# start of Provided entries
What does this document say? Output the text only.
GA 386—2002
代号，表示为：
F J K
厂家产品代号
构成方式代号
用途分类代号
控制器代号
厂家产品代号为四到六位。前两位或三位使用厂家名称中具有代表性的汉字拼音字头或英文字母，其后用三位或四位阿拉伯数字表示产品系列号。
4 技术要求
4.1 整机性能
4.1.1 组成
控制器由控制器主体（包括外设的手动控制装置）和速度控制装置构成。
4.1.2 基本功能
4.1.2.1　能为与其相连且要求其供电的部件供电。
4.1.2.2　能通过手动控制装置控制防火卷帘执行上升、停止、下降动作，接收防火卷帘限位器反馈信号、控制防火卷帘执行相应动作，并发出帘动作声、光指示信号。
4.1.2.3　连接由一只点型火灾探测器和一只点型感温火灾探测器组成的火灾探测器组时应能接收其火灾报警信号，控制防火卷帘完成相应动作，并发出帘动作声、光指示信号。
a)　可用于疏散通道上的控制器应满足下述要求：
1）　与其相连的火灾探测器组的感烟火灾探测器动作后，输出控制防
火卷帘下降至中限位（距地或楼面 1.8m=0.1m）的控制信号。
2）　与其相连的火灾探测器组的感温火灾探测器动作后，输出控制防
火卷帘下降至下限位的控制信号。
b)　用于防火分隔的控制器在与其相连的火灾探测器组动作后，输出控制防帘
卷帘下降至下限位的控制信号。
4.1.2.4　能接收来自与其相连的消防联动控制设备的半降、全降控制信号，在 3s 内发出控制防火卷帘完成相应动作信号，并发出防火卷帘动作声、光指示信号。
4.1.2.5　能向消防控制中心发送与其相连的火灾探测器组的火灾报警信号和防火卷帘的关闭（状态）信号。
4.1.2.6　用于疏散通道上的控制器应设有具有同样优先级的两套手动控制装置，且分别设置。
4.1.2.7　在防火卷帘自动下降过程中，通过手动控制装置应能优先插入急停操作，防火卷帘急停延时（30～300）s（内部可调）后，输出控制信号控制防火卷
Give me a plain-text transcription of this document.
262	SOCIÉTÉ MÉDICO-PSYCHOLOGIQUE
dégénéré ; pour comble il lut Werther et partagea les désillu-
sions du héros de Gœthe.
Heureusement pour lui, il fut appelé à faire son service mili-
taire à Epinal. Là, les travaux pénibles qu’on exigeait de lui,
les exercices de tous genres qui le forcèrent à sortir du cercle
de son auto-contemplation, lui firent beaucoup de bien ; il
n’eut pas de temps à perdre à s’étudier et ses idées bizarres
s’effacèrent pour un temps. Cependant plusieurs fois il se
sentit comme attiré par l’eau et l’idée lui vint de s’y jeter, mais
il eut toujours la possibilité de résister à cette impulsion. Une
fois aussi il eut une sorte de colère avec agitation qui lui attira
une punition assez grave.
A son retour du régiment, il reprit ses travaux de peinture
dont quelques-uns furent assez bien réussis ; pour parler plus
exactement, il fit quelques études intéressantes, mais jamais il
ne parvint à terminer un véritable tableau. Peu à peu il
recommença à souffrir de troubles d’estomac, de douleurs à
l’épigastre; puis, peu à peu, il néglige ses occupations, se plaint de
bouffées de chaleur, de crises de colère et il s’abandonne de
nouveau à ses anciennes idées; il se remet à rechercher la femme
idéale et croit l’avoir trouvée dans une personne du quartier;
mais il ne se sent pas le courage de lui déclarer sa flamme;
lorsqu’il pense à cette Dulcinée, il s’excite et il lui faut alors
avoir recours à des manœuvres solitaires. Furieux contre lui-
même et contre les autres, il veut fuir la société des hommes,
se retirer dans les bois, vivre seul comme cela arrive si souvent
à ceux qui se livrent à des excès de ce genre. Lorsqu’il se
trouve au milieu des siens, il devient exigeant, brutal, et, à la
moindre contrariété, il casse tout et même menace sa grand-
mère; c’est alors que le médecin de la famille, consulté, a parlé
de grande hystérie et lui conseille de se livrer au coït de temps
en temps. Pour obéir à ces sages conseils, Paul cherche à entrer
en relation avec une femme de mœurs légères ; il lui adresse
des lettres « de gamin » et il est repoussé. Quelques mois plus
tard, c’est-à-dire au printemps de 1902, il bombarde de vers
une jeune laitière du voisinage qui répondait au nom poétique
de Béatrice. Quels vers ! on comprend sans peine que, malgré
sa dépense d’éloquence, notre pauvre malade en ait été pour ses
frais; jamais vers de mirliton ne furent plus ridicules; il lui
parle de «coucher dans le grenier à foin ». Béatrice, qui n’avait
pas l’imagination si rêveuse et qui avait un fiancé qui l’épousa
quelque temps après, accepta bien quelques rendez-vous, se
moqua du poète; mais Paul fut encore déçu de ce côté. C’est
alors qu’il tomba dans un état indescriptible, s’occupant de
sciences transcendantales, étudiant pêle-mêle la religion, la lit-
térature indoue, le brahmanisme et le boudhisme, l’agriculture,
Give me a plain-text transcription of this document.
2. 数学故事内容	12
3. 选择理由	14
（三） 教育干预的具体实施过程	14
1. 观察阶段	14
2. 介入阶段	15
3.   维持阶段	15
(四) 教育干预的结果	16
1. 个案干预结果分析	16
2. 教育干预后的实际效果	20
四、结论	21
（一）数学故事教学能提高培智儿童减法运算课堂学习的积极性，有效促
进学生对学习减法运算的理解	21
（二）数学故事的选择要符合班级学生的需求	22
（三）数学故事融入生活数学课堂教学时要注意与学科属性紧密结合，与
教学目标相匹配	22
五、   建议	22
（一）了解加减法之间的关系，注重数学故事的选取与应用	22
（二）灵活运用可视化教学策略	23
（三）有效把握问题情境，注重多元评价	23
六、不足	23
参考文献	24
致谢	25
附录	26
# end of Provided entries
Sift through the entries and copy every line with "furent".

• Task solution:
dont quelques-uns furent assez bien réussis ; pour parler plus
frais; jamais vers de mirliton ne furent plus ridicules; il lui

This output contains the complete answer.